Exercise directions | Check every line of the data below for the string "министерства", and copy the ones that hold it.

Data for processing |

┄┄┄┄┄┄┄┄┄┄┄┄┄┄┄┄┄┄┄┄

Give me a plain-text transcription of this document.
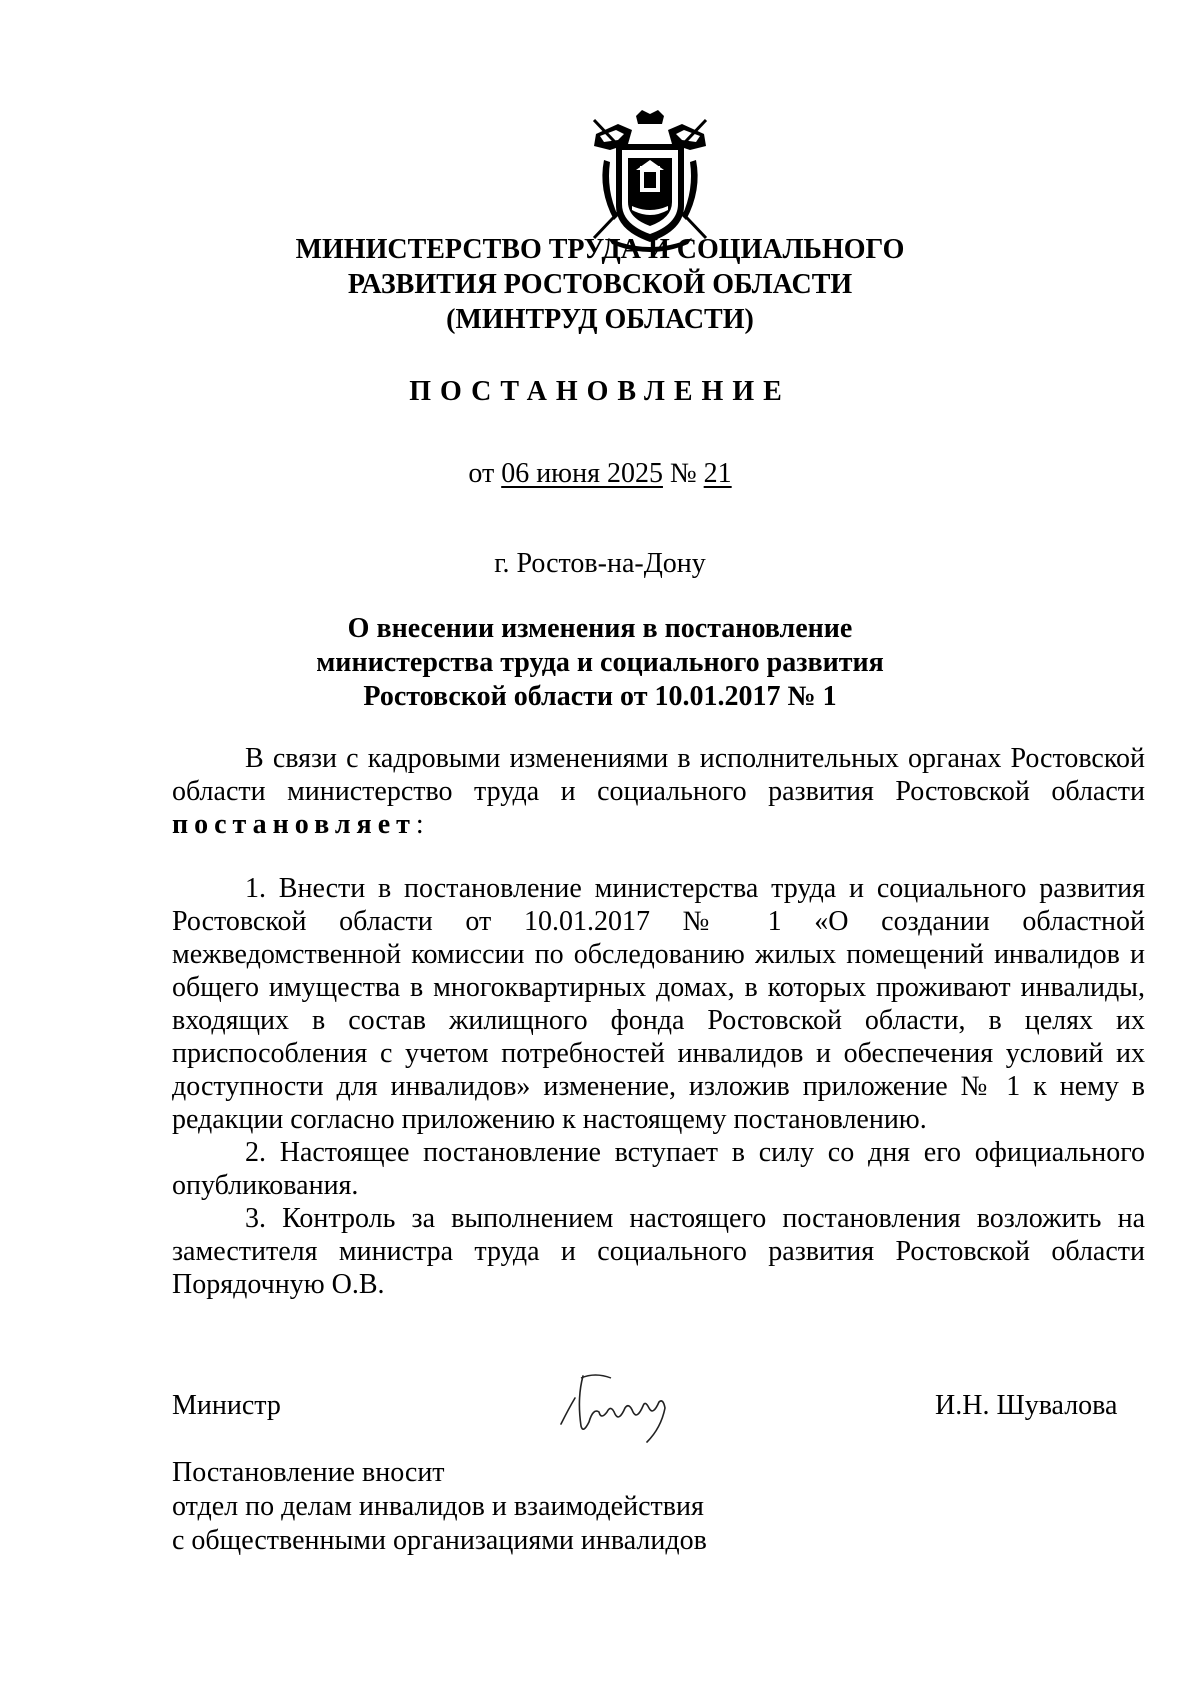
МИНИСТЕРСТВО ТРУДА И СОЦИАЛЬНОГО
РАЗВИТИЯ РОСТОВСКОЙ ОБЛАСТИ
(МИНТРУД ОБЛАСТИ)
ПОСТАНОВЛЕНИЕ
от 06 июня 2025 № 21
г. Ростов-на-Дону
О внесении изменения в постановление
министерства труда и социального развития
Ростовской области от 10.01.2017 № 1

В связи с кадровыми изменениями в исполнительных органах Ростовской области министерство труда и социального развития Ростовской области постановляет:

1. Внести в постановление министерства труда и социального развития Ростовской области от 10.01.2017 № 1 «О создании областной межведомственной комиссии по обследованию жилых помещений инвалидов и общего имущества в многоквартирных домах, в которых проживают инвалиды, входящих в состав жилищного фонда Ростовской области, в целях их приспособления с учетом потребностей инвалидов и обеспечения условий их доступности для инвалидов» изменение, изложив приложение № 1 к нему в редакции согласно приложению к настоящему постановлению.

2. Настоящее постановление вступает в силу со дня его официального опубликования.

3. Контроль за выполнением настоящего постановления возложить на заместителя министра труда и социального развития Ростовской области Порядочную О.В.

Министр	И.Н. Шувалова
Постановление вносит
отдел по делам инвалидов и взаимодействия
с общественными организациями инвалидов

┄┄┄┄┄┄┄┄┄┄┄┄┄┄┄┄┄┄┄┄

Answer to the problem |
министерства труда и социального развития
1. Внести в постановление министерства труда и социального развития Ростовской области от 10.01.2017 № 1 «О создании областной межведомственной комиссии по обследованию жилых помещений инвалидов и общего имущества в многоквартирных домах, в которых проживают инвалиды, входящих в состав жилищного фонда Ростовской области, в целях их приспособления с учетом потребностей инвалидов и обеспечения условий их доступности для инвалидов» изменение, изложив приложение № 1 к нему в редакции согласно приложению к настоящему постановлению.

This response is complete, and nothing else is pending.